TASK REQUIREMENTS: Scan the data below for the string "PLANULUI". Copy every line where it appears.

RECORDS:
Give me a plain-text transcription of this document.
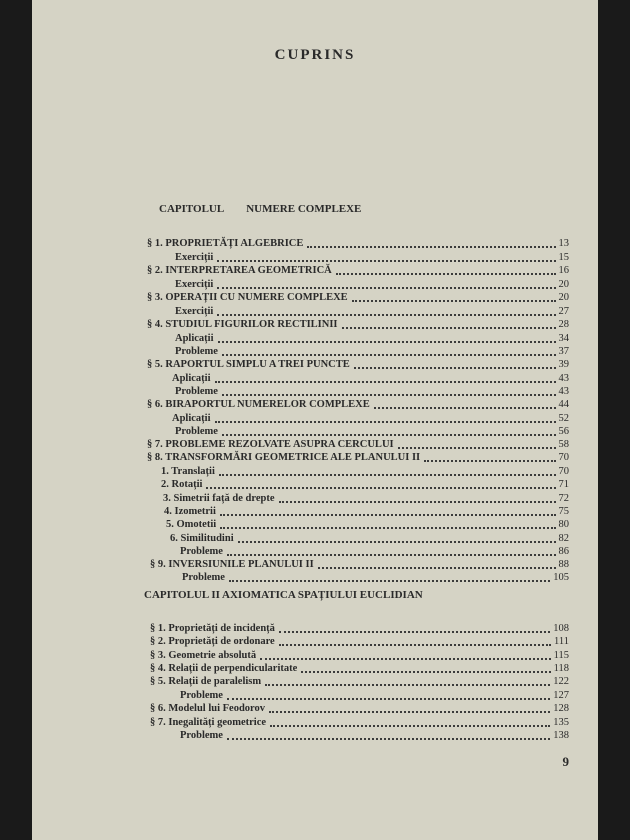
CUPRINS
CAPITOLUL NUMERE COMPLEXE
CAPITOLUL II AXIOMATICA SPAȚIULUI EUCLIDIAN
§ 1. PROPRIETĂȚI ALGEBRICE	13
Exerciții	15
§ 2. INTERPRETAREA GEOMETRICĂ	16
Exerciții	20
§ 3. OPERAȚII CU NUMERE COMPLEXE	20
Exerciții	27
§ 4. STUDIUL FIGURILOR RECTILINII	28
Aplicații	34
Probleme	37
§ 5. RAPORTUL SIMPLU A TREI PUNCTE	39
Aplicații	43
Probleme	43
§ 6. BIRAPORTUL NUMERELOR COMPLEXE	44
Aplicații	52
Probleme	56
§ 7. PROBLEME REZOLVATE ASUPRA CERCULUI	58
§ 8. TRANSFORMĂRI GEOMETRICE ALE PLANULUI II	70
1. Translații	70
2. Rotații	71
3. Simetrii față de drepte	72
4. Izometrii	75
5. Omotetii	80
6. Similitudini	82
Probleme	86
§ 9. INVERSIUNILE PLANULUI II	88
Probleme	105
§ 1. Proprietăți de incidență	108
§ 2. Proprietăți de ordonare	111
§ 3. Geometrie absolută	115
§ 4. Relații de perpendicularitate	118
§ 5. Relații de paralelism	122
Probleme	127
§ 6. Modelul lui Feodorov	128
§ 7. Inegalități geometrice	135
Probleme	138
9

---

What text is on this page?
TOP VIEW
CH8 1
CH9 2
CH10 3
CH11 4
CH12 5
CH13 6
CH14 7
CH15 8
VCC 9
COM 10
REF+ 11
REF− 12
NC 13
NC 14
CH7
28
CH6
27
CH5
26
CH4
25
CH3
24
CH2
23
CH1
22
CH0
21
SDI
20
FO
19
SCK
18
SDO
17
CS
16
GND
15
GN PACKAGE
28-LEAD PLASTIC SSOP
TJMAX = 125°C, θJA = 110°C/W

--

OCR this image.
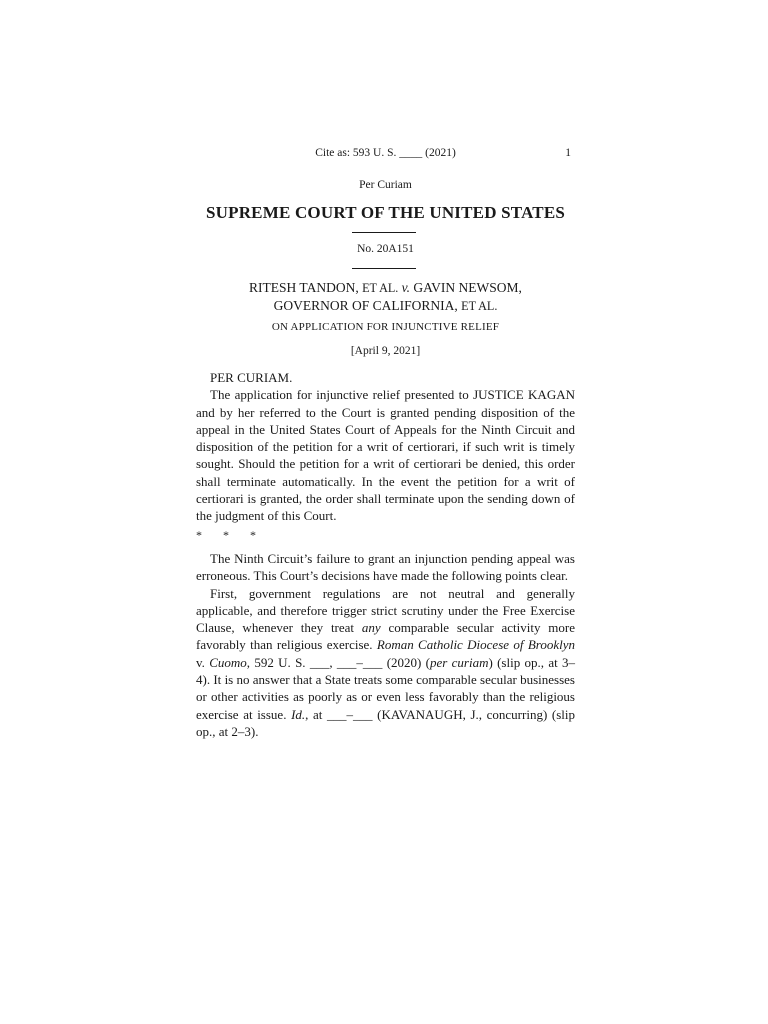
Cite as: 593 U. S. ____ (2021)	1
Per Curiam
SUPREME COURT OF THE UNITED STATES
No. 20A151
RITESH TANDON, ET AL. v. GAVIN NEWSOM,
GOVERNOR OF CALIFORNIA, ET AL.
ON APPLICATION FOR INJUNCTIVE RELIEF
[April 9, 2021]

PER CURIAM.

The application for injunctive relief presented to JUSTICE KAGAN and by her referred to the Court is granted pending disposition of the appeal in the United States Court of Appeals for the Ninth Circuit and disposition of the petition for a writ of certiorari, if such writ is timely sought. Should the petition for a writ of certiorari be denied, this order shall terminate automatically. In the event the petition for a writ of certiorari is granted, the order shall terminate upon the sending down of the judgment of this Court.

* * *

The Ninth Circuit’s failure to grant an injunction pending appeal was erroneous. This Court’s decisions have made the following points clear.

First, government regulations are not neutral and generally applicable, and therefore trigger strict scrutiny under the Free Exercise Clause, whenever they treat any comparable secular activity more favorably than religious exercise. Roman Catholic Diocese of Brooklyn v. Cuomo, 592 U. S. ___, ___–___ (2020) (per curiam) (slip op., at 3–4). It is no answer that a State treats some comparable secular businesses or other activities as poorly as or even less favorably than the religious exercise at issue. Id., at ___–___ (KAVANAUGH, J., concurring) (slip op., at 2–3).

FINAL RESULT:
§ 8. TRANSFORMĂRI GEOMETRICE ALE PLANULUI II	70
§ 9. INVERSIUNILE PLANULUI II	88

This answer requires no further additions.